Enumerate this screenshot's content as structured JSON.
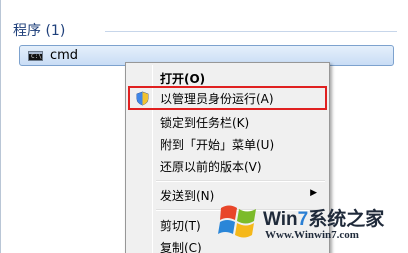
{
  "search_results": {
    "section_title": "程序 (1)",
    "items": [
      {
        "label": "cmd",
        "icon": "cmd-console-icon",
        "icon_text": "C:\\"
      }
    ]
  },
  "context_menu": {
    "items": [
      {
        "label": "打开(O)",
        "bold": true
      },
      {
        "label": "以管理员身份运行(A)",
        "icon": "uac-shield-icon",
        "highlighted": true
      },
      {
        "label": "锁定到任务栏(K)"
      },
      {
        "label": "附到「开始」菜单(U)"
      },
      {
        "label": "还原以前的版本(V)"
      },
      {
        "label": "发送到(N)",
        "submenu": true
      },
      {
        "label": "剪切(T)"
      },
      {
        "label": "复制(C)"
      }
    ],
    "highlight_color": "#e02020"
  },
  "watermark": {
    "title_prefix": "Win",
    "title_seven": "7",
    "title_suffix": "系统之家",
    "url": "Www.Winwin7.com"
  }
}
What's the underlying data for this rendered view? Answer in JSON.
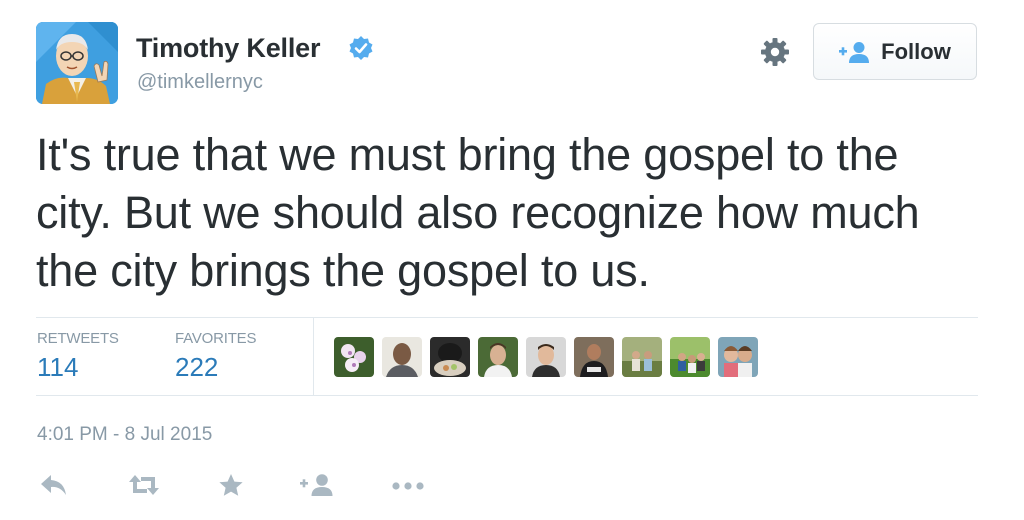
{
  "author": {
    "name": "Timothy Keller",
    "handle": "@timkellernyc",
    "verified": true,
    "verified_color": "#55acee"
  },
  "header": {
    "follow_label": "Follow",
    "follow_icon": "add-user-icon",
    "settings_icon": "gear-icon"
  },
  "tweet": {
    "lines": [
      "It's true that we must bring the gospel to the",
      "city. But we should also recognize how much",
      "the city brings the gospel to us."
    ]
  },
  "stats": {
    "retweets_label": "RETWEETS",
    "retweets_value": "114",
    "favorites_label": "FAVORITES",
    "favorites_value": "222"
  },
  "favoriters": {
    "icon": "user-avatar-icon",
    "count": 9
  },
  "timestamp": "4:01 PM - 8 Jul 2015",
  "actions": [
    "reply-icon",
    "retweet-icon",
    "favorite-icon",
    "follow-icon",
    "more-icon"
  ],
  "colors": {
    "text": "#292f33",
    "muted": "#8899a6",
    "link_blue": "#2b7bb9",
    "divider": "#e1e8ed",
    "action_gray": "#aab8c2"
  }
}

────────────────

**Problem requirements**
Print every entry exactly as written, without the pictures.

**Exercise result**
Enumerate this screenshot's content as structured JSON.
{
  "search_results": {
    "section_title": "程序 (1)",
    "items": [
      {
        "label": "cmd",
        "icon": "cmd-console-icon",
        "icon_text": "C:\\"
      }
    ]
  },
  "context_menu": {
    "items": [
      {
        "label": "打开(O)",
        "bold": true
      },
      {
        "label": "以管理员身份运行(A)",
        "icon": "uac-shield-icon",
        "highlighted": true
      },
      {
        "label": "锁定到任务栏(K)"
      },
      {
        "label": "附到「开始」菜单(U)"
      },
      {
        "label": "还原以前的版本(V)"
      },
      {
        "label": "发送到(N)",
        "submenu": true
      },
      {
        "label": "剪切(T)"
      },
      {
        "label": "复制(C)"
      }
    ],
    "highlight_color": "#e02020"
  },
  "watermark": {
    "title_prefix": "Win",
    "title_seven": "7",
    "title_suffix": "系统之家",
    "url": "Www.Winwin7.com"
  }
}
What's the underlying data for this rendered view? Answer in JSON.
{
  "author": {
    "name": "Timothy Keller",
    "handle": "@timkellernyc",
    "verified": true,
    "verified_color": "#55acee"
  },
  "header": {
    "follow_label": "Follow",
    "follow_icon": "add-user-icon",
    "settings_icon": "gear-icon"
  },
  "tweet": {
    "lines": [
      "It's true that we must bring the gospel to the",
      "city. But we should also recognize how much",
      "the city brings the gospel to us."
    ]
  },
  "stats": {
    "retweets_label": "RETWEETS",
    "retweets_value": "114",
    "favorites_label": "FAVORITES",
    "favorites_value": "222"
  },
  "favoriters": {
    "icon": "user-avatar-icon",
    "count": 9
  },
  "timestamp": "4:01 PM - 8 Jul 2015",
  "actions": [
    "reply-icon",
    "retweet-icon",
    "favorite-icon",
    "follow-icon",
    "more-icon"
  ],
  "colors": {
    "text": "#292f33",
    "muted": "#8899a6",
    "link_blue": "#2b7bb9",
    "divider": "#e1e8ed",
    "action_gray": "#aab8c2"
  }
}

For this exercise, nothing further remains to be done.